Extract provided:
◆ ◆ ◆ ◆ ◆ ◆ ◆

An Introduction to the Olympus and Micro Four Thirds family

Preamble

I participate in several third party Olympus and Micro Four Thirds forums.

And have friends who become Micro Four Thirds owners. So it is inevitable that I encounter newcomers to Olympus (although they may not be newcomers to owning DSLRs, SLRs or photography). I will endeavour to write this introduction with a balanced viewpoint and hope this helps newcomers.

◆ ◆ ◆ ◆ ◆ ◆ ◆

Raw data:
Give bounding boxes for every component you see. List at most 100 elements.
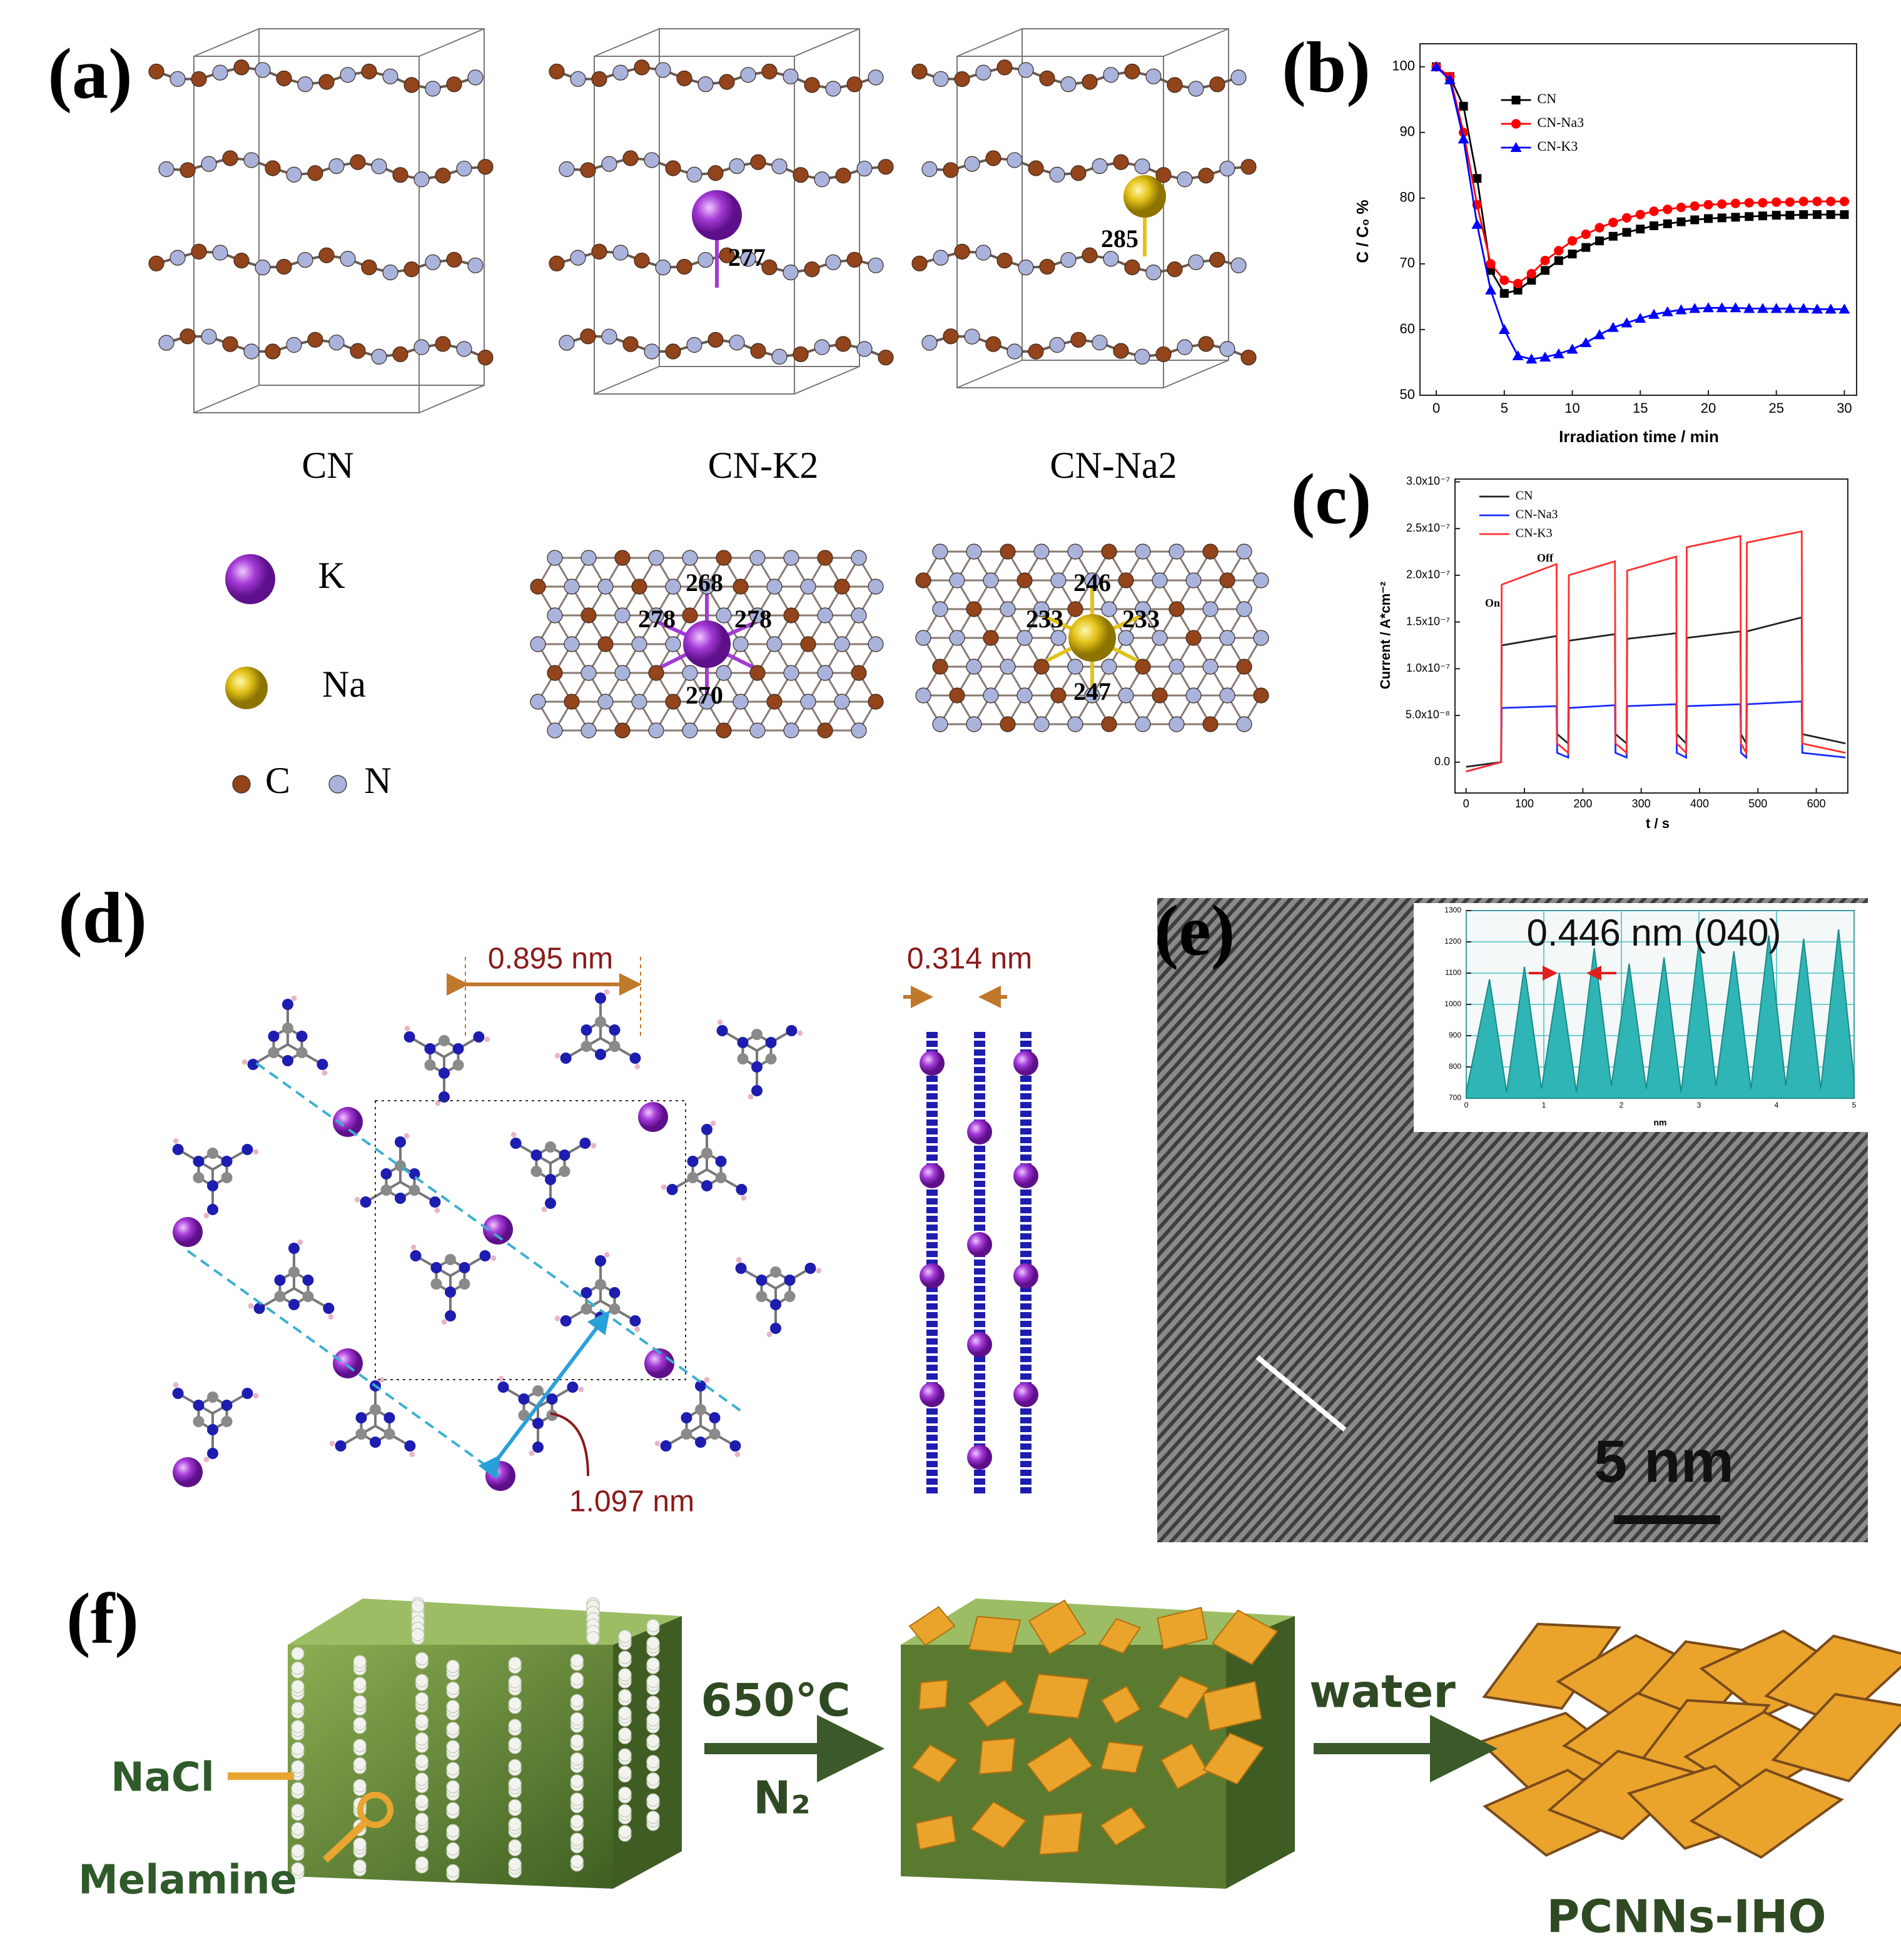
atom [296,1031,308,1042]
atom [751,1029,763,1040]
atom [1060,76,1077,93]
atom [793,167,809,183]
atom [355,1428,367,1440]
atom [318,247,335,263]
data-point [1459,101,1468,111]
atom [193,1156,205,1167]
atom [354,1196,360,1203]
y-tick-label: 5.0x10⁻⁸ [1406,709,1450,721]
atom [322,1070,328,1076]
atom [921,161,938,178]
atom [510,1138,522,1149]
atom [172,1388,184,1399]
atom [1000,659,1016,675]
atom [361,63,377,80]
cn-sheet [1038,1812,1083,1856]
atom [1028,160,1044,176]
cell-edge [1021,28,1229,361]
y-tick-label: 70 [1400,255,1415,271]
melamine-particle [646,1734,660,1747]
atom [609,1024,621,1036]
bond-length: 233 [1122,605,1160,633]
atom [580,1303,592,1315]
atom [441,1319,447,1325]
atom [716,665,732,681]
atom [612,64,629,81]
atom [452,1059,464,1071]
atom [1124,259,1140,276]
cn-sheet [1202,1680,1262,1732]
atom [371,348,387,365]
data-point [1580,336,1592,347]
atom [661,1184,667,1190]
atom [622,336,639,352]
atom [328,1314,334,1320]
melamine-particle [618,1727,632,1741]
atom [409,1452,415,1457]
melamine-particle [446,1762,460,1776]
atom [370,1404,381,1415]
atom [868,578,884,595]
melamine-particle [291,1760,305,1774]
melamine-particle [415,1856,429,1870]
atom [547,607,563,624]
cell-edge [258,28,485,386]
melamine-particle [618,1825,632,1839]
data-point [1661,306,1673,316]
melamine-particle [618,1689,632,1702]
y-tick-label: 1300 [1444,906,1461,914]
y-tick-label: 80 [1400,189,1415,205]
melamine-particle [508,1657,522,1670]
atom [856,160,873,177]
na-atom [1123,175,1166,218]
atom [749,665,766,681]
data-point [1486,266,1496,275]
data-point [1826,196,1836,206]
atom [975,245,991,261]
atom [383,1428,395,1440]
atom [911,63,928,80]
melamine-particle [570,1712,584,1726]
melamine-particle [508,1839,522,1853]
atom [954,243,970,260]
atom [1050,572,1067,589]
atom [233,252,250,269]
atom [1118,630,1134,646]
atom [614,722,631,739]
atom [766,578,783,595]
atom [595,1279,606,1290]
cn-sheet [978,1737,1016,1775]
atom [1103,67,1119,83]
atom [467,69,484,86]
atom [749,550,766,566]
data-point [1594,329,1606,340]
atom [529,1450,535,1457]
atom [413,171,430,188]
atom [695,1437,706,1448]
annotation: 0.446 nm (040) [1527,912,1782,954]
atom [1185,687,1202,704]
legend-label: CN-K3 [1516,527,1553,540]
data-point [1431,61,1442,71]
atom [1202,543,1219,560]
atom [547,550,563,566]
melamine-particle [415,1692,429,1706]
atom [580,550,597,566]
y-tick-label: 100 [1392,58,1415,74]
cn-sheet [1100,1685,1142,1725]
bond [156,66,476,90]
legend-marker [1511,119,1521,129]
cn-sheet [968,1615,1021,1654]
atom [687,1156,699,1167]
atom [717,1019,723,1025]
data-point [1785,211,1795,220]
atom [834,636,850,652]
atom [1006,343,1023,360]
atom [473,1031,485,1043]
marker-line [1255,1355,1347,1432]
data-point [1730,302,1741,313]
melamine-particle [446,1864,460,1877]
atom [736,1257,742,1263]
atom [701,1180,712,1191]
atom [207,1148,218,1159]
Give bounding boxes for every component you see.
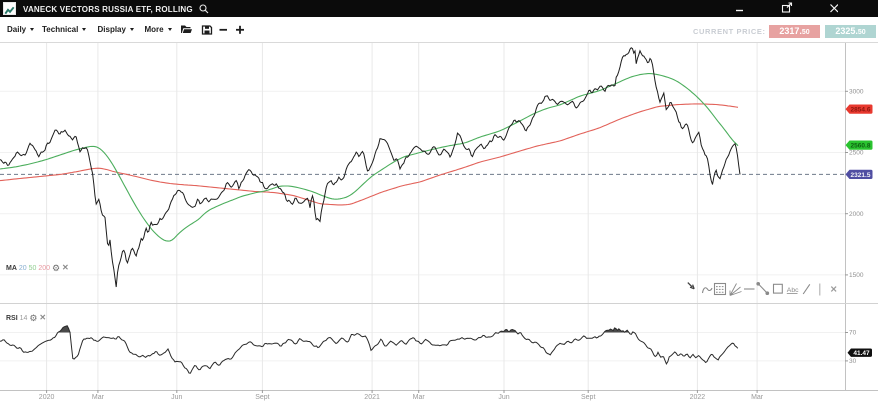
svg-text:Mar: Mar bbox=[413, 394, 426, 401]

◆ ◆ ◆ ◆ ◆ ◆ ◆

What the exercise asks: Reproduce the full introduction to the Olympus and Micro Four Thirds family verbatim, with no alterations. The lines above were taken from a separate source.

Finished answer:
An Introduction to the Olympus and Micro Four Thirds family

Preamble

I participate in several third party Olympus and Micro Four Thirds forums.

And have friends who become Micro Four Thirds owners. So it is inevitable that I encounter newcomers to Olympus (although they may not be newcomers to owning DSLRs, SLRs or photography). I will endeavour to write this introduction with a balanced viewpoint and hope this helps newcomers.